EXERCISE OBJECTIVE
Extract all of the entries and give them again, word for word.

INFORMATION SHOWN
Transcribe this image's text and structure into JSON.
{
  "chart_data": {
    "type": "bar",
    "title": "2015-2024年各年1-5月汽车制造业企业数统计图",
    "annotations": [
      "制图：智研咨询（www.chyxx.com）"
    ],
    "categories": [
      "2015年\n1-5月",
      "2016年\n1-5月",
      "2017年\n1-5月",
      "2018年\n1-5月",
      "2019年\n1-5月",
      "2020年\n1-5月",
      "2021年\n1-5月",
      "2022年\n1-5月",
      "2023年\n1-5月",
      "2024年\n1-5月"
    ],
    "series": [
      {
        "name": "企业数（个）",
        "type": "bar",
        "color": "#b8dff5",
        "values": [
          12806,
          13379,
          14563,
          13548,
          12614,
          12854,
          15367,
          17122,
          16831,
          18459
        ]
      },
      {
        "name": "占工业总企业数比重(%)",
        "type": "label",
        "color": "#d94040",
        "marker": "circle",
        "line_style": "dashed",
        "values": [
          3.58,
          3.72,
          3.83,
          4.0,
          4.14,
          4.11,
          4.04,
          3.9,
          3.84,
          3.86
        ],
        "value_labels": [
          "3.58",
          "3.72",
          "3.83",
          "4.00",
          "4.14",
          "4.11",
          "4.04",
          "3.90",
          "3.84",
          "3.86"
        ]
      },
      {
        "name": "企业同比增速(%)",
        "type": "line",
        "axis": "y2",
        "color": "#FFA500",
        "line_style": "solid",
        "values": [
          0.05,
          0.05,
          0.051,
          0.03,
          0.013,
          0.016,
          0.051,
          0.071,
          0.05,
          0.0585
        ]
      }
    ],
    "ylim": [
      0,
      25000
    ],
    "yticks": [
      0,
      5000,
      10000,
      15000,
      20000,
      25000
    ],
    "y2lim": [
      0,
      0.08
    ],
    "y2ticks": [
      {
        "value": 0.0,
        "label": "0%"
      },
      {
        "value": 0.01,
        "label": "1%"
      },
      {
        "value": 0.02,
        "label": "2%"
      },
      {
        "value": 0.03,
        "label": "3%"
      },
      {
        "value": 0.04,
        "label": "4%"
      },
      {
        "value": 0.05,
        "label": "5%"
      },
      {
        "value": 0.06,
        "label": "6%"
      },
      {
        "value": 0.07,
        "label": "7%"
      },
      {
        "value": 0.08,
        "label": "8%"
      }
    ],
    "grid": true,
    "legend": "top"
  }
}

THE REPLY
Transcribe this image's text and structure into JSON.
{
  "chart_data": {
    "type": "bar",
    "title": "2015-2024年各年1-5月汽车制造业企业数统计图",
    "annotations": [
      "制图：智研咨询（www.chyxx.com）"
    ],
    "categories": [
      "2015年\n1-5月",
      "2016年\n1-5月",
      "2017年\n1-5月",
      "2018年\n1-5月",
      "2019年\n1-5月",
      "2020年\n1-5月",
      "2021年\n1-5月",
      "2022年\n1-5月",
      "2023年\n1-5月",
      "2024年\n1-5月"
    ],
    "series": [
      {
        "name": "企业数（个）",
        "type": "bar",
        "color": "#b8dff5",
        "values": [
          12806,
          13379,
          14563,
          13548,
          12614,
          12854,
          15367,
          17122,
          16831,
          18459
        ]
      },
      {
        "name": "占工业总企业数比重(%)",
        "type": "label",
        "color": "#d94040",
        "marker": "circle",
        "line_style": "dashed",
        "values": [
          3.58,
          3.72,
          3.83,
          4.0,
          4.14,
          4.11,
          4.04,
          3.9,
          3.84,
          3.86
        ],
        "value_labels": [
          "3.58",
          "3.72",
          "3.83",
          "4.00",
          "4.14",
          "4.11",
          "4.04",
          "3.90",
          "3.84",
          "3.86"
        ]
      },
      {
        "name": "企业同比增速(%)",
        "type": "line",
        "axis": "y2",
        "color": "#FFA500",
        "line_style": "solid",
        "values": [
          0.05,
          0.05,
          0.051,
          0.03,
          0.013,
          0.016,
          0.051,
          0.071,
          0.05,
          0.0585
        ]
      }
    ],
    "ylim": [
      0,
      25000
    ],
    "yticks": [
      0,
      5000,
      10000,
      15000,
      20000,
      25000
    ],
    "y2lim": [
      0,
      0.08
    ],
    "y2ticks": [
      {
        "value": 0.0,
        "label": "0%"
      },
      {
        "value": 0.01,
        "label": "1%"
      },
      {
        "value": 0.02,
        "label": "2%"
      },
      {
        "value": 0.03,
        "label": "3%"
      },
      {
        "value": 0.04,
        "label": "4%"
      },
      {
        "value": 0.05,
        "label": "5%"
      },
      {
        "value": 0.06,
        "label": "6%"
      },
      {
        "value": 0.07,
        "label": "7%"
      },
      {
        "value": 0.08,
        "label": "8%"
      }
    ],
    "grid": true,
    "legend": "top"
  }
}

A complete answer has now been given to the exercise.